TEXTE FOURNI -
Il existe aussi une crainte et un respect de toute hiérarchie, profondément intériorisés par les fonctionnaires. Tout cela n’encourage personne à la contestation ouverte et radicale. Les syndicats traditionnels sont fondamentalement plombés par cette tradition. Quant aux plus récents syndicats, ils reproduisent en quelques années le même fonctionnement : cloisonné, vertical, avec des experts, et à tous niveaux des leaders inamovibles “ reconnus ” par divers appeindices de l’appareil d’Etat (médias, vieux partis de gauche et d’extrême-gauche, systèmes juridiques).
Enfin les directions se sont toujours donné les moyens d’avoir du “ grain à moudre ”, avec ou sans l’ineffable apport du clientélisme syndical : il y a encore quelques années, il était clair que le patron et sa chefferie tenait en main souvent plus de la moitié du personnel par divers avantages (postes valorisés, promos, planques, gestion des absences, etc...), et cela dans diverses sortes de services. Mais vu les impératifs capitalistes de rentabilisation (voir page 4, notre article “ motivations à durée limitée ”), ce temps-là se termine, et nous ne le regrettons pas !
Pour le collectif NADA, il n’y a pas besoin d’intermédiaires sélectionnés d’entre les salariés : une assemblée des individus concernés est bien plus à même de “ déléguer ” au coup par coup, si besoin. La plupart du temps, cette assemblée a tout intérêt à porter directement et massivement ses revendications, cela se confond avec ses actions. Les comparaisons sont à l’avantage de l’action directe des salariés : par exemple, d’après le plus ancien syndicat, en une dizaine d’années, les élus en CAP n’ont jamais pu obtenir une seule remontée de notation défavorable, alors que nous connaissons des établissements où de nombreux trieurs ou facteurs sont parvenus de façon collective à se soutraire à tout entretien annuel de notation, plusieurs années de suite...
Il nous semble que le bilan de l’utilisation par les salariés de représentants, d’élus et autres délégués qui font écran est suffisamment maigre depuis des dizaines d’années. La “ délégation à des experts ou spécialistes ” a presque toujours renforcé l’attentisme ou la passivité du nombre, même en plein conflit social. Alors que la conjugaison du nombre et de l’action dynamique est la clé de toute lutte efficace !

PROBLÈMES À RÉSOUDRE -
**a)** Dans le texte sur la délégation syndicale, recopiez le passage compris entre « Pour le collectif » et « années de suite... » en substituant « réunion » à « assemblée ».
**b)** D'après le texte sur la délégation syndicale, qu'est-ce qui constitue la clé de toute lutte efficace ?

SECTION DES DONNÉES -
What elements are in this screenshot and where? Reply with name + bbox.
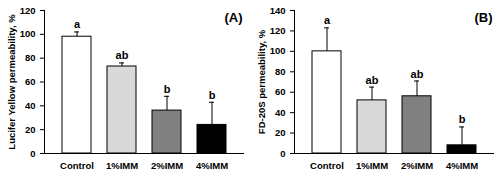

RÉPONSES PAR TÂCHE -
**a)**
Pour le collectif NADA, il n’y a pas besoin d’intermédiaires sélectionnés d’entre les salariés : une réunion des individus concernés est bien plus à même de “ déléguer ” au coup par coup, si besoin. La plupart du temps, cette réunion a tout intérêt à porter directement et massivement ses revendications, cela se confond avec ses actions. Les comparaisons sont à l’avantage de l’action directe des salariés : par exemple, d’après le plus ancien syndicat, en une dizaine d’années, les élus en CAP n’ont jamais pu obtenir une seule remontée de notation défavorable, alors que nous connaissons des établissements où de nombreux trieurs ou facteurs sont parvenus de façon collective à se soutraire à tout entretien annuel de notation, plusieurs années de suite...

**b)** La conjugaison du nombre et de l'action dynamique.